■ AIM OF THE TASK
Extract every line that includes the string "What".
**** INPUT ROWS ****
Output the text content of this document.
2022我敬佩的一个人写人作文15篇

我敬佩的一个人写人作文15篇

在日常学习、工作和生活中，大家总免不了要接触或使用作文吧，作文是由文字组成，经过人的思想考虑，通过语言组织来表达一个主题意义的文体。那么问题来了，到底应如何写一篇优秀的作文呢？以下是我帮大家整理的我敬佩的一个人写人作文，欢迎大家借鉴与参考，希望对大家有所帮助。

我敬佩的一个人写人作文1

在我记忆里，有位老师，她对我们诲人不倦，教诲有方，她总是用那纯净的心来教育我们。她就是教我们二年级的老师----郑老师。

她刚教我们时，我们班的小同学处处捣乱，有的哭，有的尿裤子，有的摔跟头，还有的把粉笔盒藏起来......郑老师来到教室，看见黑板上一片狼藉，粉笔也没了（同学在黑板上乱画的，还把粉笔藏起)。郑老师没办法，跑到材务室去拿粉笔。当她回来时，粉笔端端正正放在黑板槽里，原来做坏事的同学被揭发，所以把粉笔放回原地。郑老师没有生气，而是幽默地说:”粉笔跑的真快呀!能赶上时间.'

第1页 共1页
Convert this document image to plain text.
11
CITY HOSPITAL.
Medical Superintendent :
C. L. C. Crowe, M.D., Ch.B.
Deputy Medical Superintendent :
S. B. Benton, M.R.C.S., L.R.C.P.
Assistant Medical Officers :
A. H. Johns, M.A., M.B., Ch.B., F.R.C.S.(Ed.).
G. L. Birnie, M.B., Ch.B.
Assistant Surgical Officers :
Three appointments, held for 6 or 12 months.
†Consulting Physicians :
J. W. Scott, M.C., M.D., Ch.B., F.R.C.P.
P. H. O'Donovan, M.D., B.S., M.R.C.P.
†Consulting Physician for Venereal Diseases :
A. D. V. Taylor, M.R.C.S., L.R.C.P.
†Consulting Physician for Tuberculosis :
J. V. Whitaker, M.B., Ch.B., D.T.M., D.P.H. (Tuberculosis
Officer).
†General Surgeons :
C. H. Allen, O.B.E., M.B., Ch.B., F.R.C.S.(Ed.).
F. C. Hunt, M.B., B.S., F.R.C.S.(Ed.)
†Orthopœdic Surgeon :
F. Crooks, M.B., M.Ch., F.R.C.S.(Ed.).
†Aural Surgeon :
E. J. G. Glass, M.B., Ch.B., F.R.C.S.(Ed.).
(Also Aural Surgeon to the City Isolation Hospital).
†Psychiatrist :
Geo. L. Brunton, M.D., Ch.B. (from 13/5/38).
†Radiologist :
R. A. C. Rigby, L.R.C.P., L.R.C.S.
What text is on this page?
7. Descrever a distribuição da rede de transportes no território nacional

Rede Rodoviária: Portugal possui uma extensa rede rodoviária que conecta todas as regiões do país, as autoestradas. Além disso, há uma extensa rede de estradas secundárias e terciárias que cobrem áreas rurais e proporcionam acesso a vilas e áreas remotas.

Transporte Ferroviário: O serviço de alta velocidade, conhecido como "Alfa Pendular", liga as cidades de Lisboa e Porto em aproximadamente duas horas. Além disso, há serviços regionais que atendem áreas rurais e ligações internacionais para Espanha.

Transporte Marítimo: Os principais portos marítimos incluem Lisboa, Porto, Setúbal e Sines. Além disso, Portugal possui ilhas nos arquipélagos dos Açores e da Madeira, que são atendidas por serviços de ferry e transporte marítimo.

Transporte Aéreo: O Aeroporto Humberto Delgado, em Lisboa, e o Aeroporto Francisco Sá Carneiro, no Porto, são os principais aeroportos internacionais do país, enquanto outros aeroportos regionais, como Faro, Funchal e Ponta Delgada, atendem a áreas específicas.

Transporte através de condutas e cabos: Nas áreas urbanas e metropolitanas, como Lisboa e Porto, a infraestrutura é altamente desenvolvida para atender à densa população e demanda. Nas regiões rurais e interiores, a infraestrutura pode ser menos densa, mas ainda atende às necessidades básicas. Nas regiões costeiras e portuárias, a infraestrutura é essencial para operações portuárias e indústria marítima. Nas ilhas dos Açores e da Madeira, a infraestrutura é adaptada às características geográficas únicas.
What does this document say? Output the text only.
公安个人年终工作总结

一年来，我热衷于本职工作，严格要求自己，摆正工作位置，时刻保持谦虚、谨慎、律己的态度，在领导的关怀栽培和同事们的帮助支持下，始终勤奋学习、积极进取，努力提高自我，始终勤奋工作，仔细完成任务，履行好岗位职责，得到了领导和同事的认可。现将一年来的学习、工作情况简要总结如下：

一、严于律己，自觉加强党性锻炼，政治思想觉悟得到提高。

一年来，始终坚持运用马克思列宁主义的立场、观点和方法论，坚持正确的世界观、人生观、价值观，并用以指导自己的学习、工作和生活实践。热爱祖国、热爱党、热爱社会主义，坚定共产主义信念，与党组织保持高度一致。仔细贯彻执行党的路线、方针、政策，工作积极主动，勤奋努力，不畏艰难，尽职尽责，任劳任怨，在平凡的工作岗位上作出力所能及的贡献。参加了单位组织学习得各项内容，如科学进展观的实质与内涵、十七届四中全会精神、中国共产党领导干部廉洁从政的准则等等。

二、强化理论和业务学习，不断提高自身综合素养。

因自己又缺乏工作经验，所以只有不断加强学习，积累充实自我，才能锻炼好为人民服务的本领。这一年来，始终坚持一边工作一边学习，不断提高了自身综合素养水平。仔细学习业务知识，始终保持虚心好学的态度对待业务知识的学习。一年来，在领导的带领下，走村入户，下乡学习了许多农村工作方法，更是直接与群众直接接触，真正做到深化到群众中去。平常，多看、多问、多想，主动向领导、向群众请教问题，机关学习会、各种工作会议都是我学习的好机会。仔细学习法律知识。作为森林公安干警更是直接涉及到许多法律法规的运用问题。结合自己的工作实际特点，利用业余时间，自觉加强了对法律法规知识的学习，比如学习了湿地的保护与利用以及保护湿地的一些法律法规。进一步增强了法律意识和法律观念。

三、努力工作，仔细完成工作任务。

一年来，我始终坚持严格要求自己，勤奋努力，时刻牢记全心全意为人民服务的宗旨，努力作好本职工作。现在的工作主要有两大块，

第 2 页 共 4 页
****
■ EXERCISE RESULT
What text is on this page?
What does this document say? Output the text only.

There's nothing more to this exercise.